> What you need to do: Take from the listing each line that has the string "Fraction".

> Extracted entries:
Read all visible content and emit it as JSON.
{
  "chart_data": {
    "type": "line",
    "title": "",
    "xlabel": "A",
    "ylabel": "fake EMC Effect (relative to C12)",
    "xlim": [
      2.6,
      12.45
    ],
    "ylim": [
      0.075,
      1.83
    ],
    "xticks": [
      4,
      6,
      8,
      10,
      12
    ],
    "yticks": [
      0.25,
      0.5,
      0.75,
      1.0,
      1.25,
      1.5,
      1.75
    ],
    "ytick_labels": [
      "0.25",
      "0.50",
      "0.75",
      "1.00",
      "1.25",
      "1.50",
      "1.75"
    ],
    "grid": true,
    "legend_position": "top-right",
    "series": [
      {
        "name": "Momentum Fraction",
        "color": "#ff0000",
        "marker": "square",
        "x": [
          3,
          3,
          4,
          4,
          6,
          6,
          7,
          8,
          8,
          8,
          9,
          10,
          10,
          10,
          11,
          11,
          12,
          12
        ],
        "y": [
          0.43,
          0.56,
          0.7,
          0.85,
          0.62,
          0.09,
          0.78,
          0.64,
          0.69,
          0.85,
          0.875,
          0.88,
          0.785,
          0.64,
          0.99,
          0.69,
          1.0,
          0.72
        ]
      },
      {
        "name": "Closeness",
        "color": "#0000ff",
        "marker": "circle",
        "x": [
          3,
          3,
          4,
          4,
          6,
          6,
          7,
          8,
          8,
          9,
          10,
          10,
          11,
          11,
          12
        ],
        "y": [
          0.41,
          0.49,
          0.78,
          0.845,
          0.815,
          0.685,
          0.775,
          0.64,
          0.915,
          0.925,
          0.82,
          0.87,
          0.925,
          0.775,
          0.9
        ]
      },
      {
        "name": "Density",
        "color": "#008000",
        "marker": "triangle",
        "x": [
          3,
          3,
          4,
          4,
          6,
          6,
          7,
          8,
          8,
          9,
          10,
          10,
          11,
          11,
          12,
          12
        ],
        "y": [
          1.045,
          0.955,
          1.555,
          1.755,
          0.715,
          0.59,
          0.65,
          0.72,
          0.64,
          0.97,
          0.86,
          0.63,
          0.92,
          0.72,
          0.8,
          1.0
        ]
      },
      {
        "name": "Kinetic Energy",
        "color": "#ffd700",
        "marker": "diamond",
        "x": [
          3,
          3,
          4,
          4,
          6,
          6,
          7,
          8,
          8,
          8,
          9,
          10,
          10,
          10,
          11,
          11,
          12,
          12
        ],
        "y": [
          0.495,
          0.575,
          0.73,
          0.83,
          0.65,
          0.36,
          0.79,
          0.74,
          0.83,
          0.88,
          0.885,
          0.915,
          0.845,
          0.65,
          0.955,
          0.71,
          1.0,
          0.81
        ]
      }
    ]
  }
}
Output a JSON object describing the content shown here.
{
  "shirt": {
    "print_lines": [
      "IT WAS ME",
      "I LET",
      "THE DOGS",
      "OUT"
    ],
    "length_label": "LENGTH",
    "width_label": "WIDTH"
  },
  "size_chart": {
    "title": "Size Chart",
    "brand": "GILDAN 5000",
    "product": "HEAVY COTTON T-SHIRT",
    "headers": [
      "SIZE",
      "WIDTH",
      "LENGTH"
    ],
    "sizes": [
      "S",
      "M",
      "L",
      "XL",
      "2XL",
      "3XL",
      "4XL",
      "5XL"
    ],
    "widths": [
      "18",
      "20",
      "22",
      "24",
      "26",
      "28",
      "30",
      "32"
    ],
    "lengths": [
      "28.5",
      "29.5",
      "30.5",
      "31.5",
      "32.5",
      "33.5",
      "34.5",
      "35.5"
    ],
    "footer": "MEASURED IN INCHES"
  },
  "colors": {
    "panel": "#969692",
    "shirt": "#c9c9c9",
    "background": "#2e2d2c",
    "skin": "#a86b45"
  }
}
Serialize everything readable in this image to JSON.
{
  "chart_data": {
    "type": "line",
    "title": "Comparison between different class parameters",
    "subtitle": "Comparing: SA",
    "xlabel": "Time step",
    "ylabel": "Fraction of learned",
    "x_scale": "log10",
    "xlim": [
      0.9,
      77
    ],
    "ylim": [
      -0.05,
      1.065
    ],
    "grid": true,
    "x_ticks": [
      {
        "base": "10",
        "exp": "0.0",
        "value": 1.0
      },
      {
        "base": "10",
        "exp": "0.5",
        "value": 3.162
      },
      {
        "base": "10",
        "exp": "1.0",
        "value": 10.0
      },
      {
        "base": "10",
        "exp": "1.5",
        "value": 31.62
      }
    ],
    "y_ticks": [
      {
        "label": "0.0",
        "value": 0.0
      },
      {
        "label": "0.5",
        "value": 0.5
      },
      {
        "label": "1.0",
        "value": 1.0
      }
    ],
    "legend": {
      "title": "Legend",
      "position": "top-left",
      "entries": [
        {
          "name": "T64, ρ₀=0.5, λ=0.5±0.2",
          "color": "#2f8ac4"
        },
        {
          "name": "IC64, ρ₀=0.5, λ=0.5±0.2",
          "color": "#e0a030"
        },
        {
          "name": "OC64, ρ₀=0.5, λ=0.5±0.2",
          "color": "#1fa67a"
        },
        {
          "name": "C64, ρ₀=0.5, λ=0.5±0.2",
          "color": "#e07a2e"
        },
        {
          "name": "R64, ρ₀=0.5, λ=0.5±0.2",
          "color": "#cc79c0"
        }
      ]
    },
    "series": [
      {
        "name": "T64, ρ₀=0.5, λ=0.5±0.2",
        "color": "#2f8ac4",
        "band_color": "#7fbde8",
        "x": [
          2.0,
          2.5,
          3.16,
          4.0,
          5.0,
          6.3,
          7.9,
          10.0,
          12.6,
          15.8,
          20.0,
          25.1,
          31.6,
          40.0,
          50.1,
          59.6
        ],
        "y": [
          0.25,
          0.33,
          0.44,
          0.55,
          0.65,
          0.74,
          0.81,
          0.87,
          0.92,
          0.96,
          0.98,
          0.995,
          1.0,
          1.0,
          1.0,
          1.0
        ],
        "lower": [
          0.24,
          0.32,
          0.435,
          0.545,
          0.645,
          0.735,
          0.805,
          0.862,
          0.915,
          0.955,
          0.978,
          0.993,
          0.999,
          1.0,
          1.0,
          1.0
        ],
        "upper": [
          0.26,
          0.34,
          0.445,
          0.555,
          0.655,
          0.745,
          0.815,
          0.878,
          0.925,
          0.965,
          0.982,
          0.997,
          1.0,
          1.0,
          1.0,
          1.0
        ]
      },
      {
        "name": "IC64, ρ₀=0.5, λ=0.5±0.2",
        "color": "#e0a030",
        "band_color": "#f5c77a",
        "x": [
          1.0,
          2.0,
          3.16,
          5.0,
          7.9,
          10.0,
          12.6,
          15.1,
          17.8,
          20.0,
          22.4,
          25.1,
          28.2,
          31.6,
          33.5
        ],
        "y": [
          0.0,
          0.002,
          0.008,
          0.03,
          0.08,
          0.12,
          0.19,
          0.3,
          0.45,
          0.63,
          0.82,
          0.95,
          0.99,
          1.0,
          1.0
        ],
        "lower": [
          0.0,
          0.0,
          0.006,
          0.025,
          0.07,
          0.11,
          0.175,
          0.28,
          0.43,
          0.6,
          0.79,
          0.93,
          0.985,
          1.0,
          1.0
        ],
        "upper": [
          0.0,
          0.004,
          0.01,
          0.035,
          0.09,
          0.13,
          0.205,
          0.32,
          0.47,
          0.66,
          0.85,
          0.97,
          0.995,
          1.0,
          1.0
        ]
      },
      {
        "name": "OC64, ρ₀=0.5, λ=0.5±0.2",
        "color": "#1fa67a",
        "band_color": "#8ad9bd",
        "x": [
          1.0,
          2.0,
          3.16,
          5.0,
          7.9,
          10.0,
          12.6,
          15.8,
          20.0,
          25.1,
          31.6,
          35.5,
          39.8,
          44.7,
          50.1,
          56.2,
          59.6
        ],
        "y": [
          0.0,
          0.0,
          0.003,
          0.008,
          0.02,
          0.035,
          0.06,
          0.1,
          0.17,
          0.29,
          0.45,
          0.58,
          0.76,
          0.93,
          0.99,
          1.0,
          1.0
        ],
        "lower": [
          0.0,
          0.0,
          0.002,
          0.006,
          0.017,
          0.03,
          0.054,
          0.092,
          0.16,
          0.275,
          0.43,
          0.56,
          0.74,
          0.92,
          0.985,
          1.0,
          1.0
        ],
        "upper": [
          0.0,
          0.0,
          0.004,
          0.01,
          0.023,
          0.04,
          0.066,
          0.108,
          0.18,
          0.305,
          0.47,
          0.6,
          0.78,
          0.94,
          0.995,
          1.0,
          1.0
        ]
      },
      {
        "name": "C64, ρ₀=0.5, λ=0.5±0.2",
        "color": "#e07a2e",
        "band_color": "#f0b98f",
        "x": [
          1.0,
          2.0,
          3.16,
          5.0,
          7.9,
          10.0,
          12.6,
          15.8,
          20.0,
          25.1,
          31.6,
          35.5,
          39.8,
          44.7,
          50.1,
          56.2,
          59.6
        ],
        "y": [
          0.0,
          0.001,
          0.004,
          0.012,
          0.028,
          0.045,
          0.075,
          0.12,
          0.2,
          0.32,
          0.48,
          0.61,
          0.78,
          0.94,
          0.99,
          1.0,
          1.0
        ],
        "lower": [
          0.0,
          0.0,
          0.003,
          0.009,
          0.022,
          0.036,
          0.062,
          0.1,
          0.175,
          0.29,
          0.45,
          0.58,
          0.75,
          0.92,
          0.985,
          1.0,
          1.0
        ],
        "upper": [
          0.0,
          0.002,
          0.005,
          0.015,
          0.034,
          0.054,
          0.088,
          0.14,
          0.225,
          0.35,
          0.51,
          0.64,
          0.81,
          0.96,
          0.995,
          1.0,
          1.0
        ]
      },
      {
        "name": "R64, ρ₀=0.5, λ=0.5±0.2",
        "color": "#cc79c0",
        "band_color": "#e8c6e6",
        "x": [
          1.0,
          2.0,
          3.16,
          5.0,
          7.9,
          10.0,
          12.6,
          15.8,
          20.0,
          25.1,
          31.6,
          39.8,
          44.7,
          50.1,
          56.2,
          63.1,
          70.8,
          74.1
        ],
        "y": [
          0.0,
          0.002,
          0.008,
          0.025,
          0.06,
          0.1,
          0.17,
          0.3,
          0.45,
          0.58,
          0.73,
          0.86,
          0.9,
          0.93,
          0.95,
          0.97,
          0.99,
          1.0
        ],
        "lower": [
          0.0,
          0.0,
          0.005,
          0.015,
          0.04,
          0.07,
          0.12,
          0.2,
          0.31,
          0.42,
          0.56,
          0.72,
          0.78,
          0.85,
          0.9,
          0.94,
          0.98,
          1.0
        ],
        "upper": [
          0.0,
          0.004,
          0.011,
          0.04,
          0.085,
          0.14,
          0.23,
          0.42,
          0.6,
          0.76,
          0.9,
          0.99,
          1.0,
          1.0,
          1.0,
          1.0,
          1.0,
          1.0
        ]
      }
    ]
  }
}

> Expected output:
        "name": "Momentum Fraction",
    "ylabel": "Fraction of learned",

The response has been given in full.